╭─ DATA SHOWN

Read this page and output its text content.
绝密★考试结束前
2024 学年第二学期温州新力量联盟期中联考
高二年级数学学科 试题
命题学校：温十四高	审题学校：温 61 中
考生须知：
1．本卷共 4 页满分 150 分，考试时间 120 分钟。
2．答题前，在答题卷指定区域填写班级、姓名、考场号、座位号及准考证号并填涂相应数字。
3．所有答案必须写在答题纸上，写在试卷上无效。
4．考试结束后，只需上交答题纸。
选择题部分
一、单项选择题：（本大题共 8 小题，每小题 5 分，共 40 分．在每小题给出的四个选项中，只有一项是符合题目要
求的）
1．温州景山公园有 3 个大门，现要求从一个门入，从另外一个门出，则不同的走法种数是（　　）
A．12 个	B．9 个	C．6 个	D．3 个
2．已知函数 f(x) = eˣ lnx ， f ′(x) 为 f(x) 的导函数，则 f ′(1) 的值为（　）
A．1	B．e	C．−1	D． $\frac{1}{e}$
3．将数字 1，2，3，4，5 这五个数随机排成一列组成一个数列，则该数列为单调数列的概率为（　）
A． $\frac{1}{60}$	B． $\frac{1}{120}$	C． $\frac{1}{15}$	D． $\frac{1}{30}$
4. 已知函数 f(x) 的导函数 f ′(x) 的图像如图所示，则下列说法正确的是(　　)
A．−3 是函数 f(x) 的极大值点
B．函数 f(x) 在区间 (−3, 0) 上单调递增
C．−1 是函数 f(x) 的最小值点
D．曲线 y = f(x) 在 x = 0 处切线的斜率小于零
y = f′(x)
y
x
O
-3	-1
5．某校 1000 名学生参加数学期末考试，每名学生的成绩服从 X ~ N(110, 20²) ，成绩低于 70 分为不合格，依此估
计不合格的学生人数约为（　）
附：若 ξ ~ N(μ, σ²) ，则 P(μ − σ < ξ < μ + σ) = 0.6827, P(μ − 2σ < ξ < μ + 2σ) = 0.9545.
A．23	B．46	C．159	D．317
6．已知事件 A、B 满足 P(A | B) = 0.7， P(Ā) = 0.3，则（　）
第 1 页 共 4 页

╰─

Set down the listing above in full, please, exactly as it appears.

### ANSWER TO THIS PROBLEM
Read this page and output its text content.
绝密★考试结束前
2024 学年第二学期温州新力量联盟期中联考
高二年级数学学科 试题
命题学校：温十四高	审题学校：温 61 中
考生须知：
1．本卷共 4 页满分 150 分，考试时间 120 分钟。
2．答题前，在答题卷指定区域填写班级、姓名、考场号、座位号及准考证号并填涂相应数字。
3．所有答案必须写在答题纸上，写在试卷上无效。
4．考试结束后，只需上交答题纸。
选择题部分
一、单项选择题：（本大题共 8 小题，每小题 5 分，共 40 分．在每小题给出的四个选项中，只有一项是符合题目要
求的）
1．温州景山公园有 3 个大门，现要求从一个门入，从另外一个门出，则不同的走法种数是（　　）
A．12 个	B．9 个	C．6 个	D．3 个
2．已知函数 f(x) = eˣ lnx ， f ′(x) 为 f(x) 的导函数，则 f ′(1) 的值为（　）
A．1	B．e	C．−1	D． $\frac{1}{e}$
3．将数字 1，2，3，4，5 这五个数随机排成一列组成一个数列，则该数列为单调数列的概率为（　）
A． $\frac{1}{60}$	B． $\frac{1}{120}$	C． $\frac{1}{15}$	D． $\frac{1}{30}$
4. 已知函数 f(x) 的导函数 f ′(x) 的图像如图所示，则下列说法正确的是(　　)
A．−3 是函数 f(x) 的极大值点
B．函数 f(x) 在区间 (−3, 0) 上单调递增
C．−1 是函数 f(x) 的最小值点
D．曲线 y = f(x) 在 x = 0 处切线的斜率小于零
y = f′(x)
y
x
O
-3	-1
5．某校 1000 名学生参加数学期末考试，每名学生的成绩服从 X ~ N(110, 20²) ，成绩低于 70 分为不合格，依此估
计不合格的学生人数约为（　）
附：若 ξ ~ N(μ, σ²) ，则 P(μ − σ < ξ < μ + σ) = 0.6827, P(μ − 2σ < ξ < μ + 2σ) = 0.9545.
A．23	B．46	C．159	D．317
6．已知事件 A、B 满足 P(A | B) = 0.7， P(Ā) = 0.3，则（　）
第 1 页 共 4 页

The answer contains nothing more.